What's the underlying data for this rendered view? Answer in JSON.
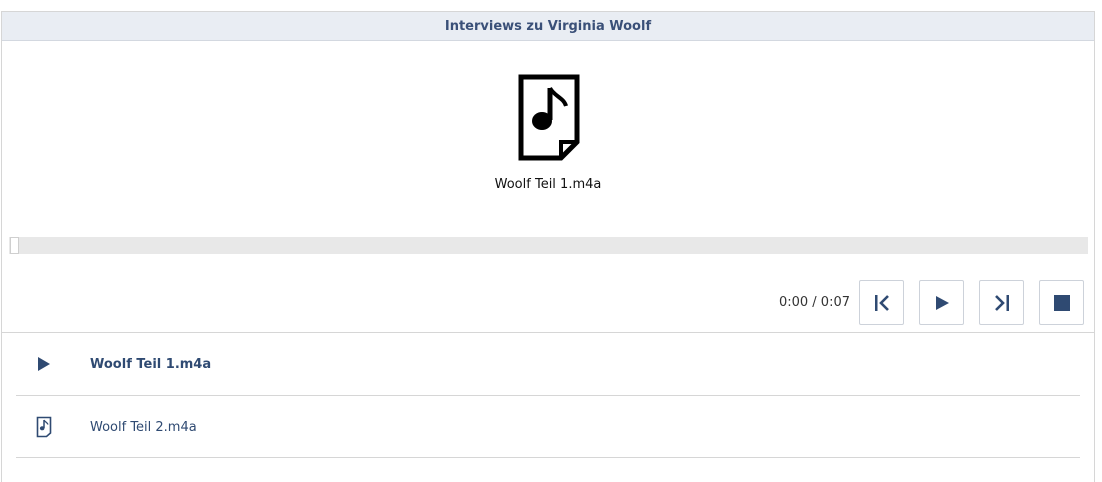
{
  "header": {
    "title": "Interviews zu Virginia Woolf"
  },
  "preview": {
    "file_name": "Woolf Teil 1.m4a",
    "icon": "music-file-icon"
  },
  "progress": {
    "value": 0
  },
  "controls": {
    "time": "0:00 / 0:07",
    "buttons": [
      "previous-icon",
      "play-icon",
      "next-icon",
      "stop-icon"
    ]
  },
  "playlist": {
    "items": [
      {
        "label": "Woolf Teil 1.m4a",
        "icon": "play-icon",
        "active": true
      },
      {
        "label": "Woolf Teil 2.m4a",
        "icon": "music-file-icon",
        "active": false
      }
    ]
  },
  "colors": {
    "accent": "#2f4a72",
    "header_bg": "#e9edf3",
    "progress_bg": "#e8e8e8"
  }
}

☆ ☆ ☆ ☆

● **WRITTEN INSTRUCTION**
Identify the lines of the entries containing the string "label". Copy each such line.

● **COMPLETE ANSWER**
        "label": "Woolf Teil 1.m4a",
        "label": "Woolf Teil 2.m4a",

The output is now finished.